**Document**
□ □ □ □ □ □ □

ENH: Implement the exact p-value of the Cramér-von Mises two-sample test

[fbourgey]

Reference issue

Toward #98

What does this implement/fix?

Implement the exact p-value of the Cramer-von Mises two-sample test for a given value of the test statistic from _pval_cvm_2samp_exact

https://en.wikipedia.org/wiki/Cram%C3%A9r%E2%80%93von_Mises_criterion

[mdhaber]

Can you provide additional information that helps the reader compare this to either the original code, which is pretty hard to follow, or the algorithm, which looks simple but has terms like $I[a^2u(u+1)(2u + 1)/6]$ and $I[b^2u(u+1)(2u + 1)/6]$ that don't obviously appear in either version? If it would be cleaner, feel free to express this in terms of Algorithm 1 from the paper rather than the Python code. There are a lot of aspects of the Python that don't look like a very efficient expression of the algorithm (lots of placeholding size-zero array, use of arrays instead of dicts, use of delete, etc.), so if it can't be translated directly, it is probably not worth trying to maintain a resemblance.

□ □ □ □ □ □ □

**Material**
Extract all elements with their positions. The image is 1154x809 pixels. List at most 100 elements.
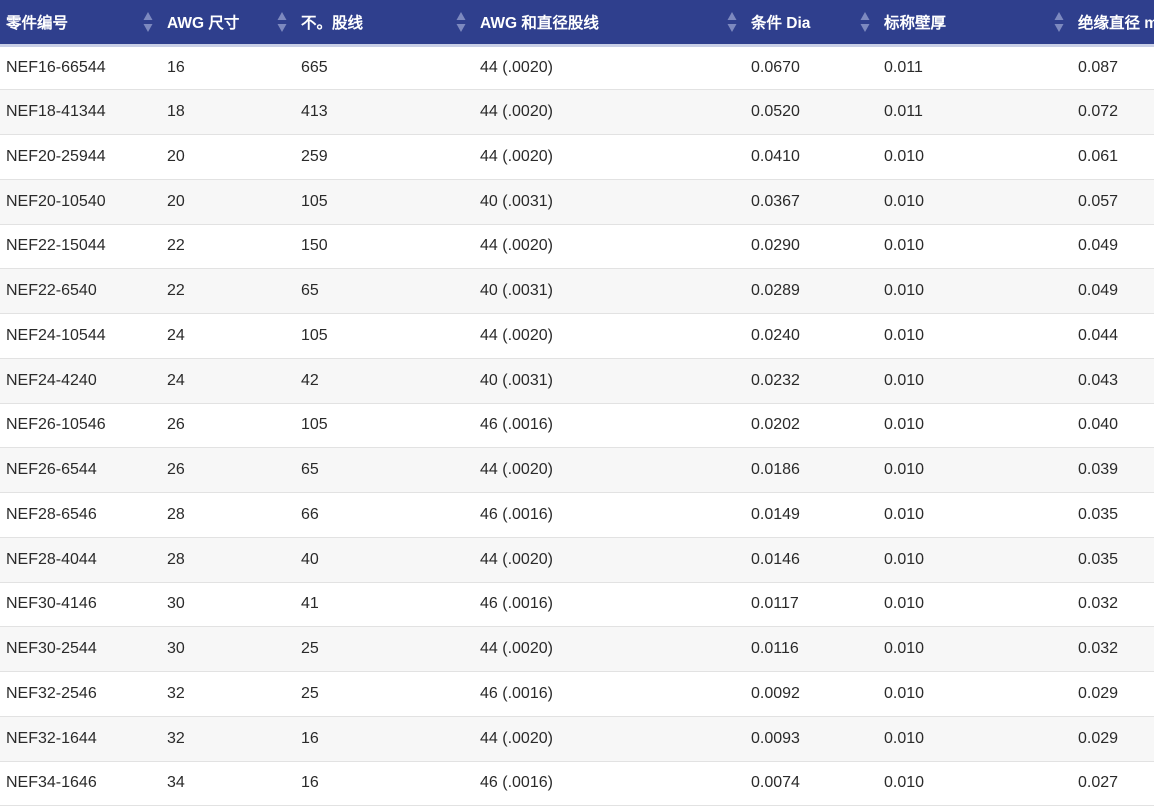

□ □ □ □ □ □ □

**Complete the following**
1. Which aspects of the Python code does mdhaber say don't look like an efficient expression of the algorithm in the thread on the Cramér-von Mises exact p-value? List all of them.
2. Answer these questions about the thread on the Cramér-von Mises exact p-value, one per line:
(a) Which issue number is the work toward?
(b) From which function is the exact p-value implemented?
(c) Which algorithm from the paper does mdhaber suggest expressing the code in terms of?
3. Extend the thread on the Cramér-von Mises exact p-value, starting after mdhaber's comment.

**Answers below**
1.
- Lots of placeholding size-zero arrays
- Use of arrays instead of dicts
- Use of delete

2.
(a) #98
(b) _pval_cvm_2samp_exact
(c) Algorithm 1

3.
[fbourgey]

I agree; I've found the Python code quite difficult to follow. I’ll provide more detail and include screenshots of the relevant sections of the paper in the coming days.

[steppi]

@mdhaber, you want this to be able to work in CuPy right? std::map and std::vector aren't available in CUDA.

Also, rather than putting this whole thing into a scalar kernel, and making a ufunc out it, it seems like it may be better to take the idea of the original function and decompose it into the ufuncs that are needed to make it work. I think the key component here would be a gufunc to generate the frequency table. lcm and the binomial coefficients could be handled through delegation, and the rest looks like it could be made array-agnostic.

[mdhaber]

you want this to be able to work in CuPy right?

Yes. OK, good to know.

[fbourgey]

Page 3 in [1]: Definition of the variable lcm. This is $L$ in [1].

[fbourgey]

Page 4 in [1]: definitions of $a$ and $b$

[fbourgey]

Using consistent notations and following the Python comment:
$s$ is $U$ in [2] and $T_2$ in [1] same as $T$ in [2]

From [1, page 3]

Rewriting in terms of $\zeta$, we have

$$ \zeta = \frac{(n+n)^2 L^2}{mn} T_2 $$

and from [2, eq. 9] (and using the same notations as in [1])

$$ T_2 = \frac{s}{nm(n+m)} - \frac{4mn-1}{6(m+n)} $$

Simple algebra gives

$$ \zeta = \frac{(m+n)L^2}{6 m^2 n^2} (6 s - (4mn - 1) mn) $$

We then floor as $\zeta$ is an integer-valued statistic.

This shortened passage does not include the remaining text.